• [Excerpt to read]:
You just stand by, gather an opinion and disperse false information while knowing little about the specifics of the situation or history of the very thing you are speaking out against.

Below you will find an article I came across researching this issue. It is an article I found on the PBS (Public Broadcasting System) website. You will find in the second paragraph, information regarding the treaty I was referring to in the original email.

When I referred to their inherent rights to hunt, I wasn’t referring to their Constitutional right, but rather their Treaty right as a federally recognized quasi-sovereign nation.

JIM COMPTON:

It is the very northwestern corner of the United States. As isolated as it is beautiful, the 109.27 sq kms (42.19 sq miles) Makah Indian Reservation occupies a craggy point of land that juts out into the Pacific. It is a land of misty woods, tall Douglas fir and ancient cedar. Historically, the Makah were people of the sea, who surrendered the claim to some of their land in 1855 in order to get a treaty guaranteeing extensive fishing and whaling rights. Whaling was banned early in this century and in recent decades catches of salmon and halibut have dwindled. With unemployment hovering around 50 percent, half of the reservation’s families have incomes before the poverty level.

Now, a return to whaling has been seized as a way to economic and spiritual recovery. The Makah are the only tribe that preserve the right to kill whales in their original treaties. And through the first decades of this century whaling was a principal source of subsistence and income. The Makah favored Humpback whales to eat. Gray whales were harvested for both meat and oil. And at the peak of the whaling thousands of barrels of lamp oil were sent East from Neah Bay each year. Whaling ended in 1927 and the tribe shifted its attention to fishing and logging. The Makah claimed their ancestors have been whaling here for a thousand years, but it’s been 70 years since anyone has gone on a whale hunt and no one alive has been whaling. It was only when the gray whale came off the endangered species list that some in the tribe said time to start again. The annual Makah Day celebration this year was unusually festive as the tribe celebrated the news that it had won the right to resume whaling.

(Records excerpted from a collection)
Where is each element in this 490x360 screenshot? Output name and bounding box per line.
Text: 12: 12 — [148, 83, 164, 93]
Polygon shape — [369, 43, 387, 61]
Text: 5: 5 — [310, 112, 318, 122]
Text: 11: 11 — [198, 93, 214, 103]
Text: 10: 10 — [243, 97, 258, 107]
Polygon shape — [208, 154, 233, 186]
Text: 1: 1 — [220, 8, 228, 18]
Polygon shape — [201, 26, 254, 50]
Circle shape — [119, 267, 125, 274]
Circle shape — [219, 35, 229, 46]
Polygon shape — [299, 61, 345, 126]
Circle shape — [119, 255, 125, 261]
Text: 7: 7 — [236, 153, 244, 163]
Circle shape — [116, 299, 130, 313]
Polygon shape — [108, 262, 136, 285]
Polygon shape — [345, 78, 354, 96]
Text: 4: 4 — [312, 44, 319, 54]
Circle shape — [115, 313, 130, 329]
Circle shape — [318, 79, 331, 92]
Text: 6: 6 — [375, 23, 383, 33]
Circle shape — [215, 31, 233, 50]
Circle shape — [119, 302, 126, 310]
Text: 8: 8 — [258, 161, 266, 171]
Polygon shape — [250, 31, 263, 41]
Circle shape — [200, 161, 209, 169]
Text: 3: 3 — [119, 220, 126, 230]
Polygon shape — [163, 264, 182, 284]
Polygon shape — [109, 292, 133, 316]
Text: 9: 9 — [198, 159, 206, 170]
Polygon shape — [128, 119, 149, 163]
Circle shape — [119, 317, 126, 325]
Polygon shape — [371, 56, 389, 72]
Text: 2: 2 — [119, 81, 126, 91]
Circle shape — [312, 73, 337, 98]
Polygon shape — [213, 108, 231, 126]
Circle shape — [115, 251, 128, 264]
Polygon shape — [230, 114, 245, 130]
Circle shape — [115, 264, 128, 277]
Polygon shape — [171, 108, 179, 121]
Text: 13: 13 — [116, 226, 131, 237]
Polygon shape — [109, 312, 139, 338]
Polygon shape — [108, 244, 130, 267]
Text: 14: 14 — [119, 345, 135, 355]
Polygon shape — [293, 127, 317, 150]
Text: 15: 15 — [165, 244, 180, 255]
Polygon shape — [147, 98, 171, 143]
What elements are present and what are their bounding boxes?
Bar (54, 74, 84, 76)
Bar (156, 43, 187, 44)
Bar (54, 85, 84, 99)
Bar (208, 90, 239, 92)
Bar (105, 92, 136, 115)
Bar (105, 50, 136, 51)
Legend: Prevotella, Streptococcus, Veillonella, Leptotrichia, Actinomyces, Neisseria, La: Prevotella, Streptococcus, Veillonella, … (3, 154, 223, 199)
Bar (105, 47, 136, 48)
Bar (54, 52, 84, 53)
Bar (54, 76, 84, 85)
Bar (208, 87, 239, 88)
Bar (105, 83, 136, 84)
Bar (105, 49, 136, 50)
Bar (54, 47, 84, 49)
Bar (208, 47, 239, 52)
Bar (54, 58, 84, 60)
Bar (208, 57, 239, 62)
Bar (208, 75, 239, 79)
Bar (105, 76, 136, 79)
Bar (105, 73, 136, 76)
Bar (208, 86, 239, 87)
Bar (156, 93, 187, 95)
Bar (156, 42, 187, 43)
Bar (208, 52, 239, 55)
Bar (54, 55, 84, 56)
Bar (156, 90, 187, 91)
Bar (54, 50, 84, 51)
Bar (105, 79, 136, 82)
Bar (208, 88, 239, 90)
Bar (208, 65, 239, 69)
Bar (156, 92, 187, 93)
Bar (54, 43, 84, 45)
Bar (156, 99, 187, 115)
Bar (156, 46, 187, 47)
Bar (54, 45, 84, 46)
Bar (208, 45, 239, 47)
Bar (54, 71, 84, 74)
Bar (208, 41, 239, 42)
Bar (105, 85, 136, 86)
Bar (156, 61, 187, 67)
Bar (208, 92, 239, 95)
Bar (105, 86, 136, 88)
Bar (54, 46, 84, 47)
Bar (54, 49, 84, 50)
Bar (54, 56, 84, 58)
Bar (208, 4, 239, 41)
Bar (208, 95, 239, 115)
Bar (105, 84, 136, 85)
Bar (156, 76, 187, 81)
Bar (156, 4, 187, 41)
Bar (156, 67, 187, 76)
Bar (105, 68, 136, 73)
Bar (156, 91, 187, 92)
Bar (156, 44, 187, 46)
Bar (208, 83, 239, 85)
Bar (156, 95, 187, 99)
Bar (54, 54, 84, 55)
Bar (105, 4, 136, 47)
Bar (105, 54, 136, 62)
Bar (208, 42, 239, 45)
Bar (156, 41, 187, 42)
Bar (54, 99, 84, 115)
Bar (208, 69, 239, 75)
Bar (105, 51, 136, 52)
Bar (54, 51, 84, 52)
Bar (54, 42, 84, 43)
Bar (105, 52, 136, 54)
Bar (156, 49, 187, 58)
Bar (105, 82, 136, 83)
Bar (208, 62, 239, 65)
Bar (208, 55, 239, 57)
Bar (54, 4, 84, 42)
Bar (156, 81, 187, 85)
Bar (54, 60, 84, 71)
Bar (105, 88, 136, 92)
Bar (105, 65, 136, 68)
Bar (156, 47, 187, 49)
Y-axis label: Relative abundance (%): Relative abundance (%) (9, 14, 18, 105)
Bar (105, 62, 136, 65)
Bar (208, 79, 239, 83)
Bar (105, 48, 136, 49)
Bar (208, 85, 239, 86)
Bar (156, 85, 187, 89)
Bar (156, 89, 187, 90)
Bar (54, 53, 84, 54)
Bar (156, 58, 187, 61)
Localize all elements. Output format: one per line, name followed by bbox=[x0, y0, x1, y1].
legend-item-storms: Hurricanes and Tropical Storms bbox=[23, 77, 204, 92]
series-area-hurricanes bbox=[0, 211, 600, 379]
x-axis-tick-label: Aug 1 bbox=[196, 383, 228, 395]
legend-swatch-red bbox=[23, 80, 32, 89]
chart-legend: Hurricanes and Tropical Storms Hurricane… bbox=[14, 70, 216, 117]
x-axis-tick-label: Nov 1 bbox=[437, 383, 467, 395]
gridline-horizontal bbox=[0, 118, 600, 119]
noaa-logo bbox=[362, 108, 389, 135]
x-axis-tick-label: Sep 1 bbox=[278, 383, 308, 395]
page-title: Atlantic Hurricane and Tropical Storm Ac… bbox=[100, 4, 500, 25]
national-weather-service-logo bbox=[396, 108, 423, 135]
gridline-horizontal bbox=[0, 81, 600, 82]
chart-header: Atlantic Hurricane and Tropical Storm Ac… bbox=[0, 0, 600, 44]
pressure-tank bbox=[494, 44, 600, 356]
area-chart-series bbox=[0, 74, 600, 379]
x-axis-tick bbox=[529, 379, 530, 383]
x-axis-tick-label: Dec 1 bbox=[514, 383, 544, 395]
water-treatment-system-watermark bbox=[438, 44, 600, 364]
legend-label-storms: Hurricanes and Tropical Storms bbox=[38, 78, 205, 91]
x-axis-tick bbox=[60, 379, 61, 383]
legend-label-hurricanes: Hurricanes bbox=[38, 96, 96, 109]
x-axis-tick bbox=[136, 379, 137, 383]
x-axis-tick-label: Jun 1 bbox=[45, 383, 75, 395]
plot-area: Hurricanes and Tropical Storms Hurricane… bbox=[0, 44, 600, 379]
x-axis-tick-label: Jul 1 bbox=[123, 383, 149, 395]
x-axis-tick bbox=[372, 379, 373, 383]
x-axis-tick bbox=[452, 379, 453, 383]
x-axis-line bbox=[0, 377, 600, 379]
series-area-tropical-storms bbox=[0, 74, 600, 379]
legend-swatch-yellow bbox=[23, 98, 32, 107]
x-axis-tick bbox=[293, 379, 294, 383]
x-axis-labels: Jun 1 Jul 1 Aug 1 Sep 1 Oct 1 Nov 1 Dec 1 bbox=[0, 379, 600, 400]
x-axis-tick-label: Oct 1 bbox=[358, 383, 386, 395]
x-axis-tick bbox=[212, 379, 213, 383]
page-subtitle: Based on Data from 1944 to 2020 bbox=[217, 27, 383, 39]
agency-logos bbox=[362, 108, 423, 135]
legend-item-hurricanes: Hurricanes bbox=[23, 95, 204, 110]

• [What you will do]:
1) According to the excerpt on Makah whaling, in what year did whaling by the tribe end?
2) List every specific kind of animal named in the excerpt on Makah whaling.

• [Responses]:
1) 1927

2) Humpback whales, gray whales, salmon, halibut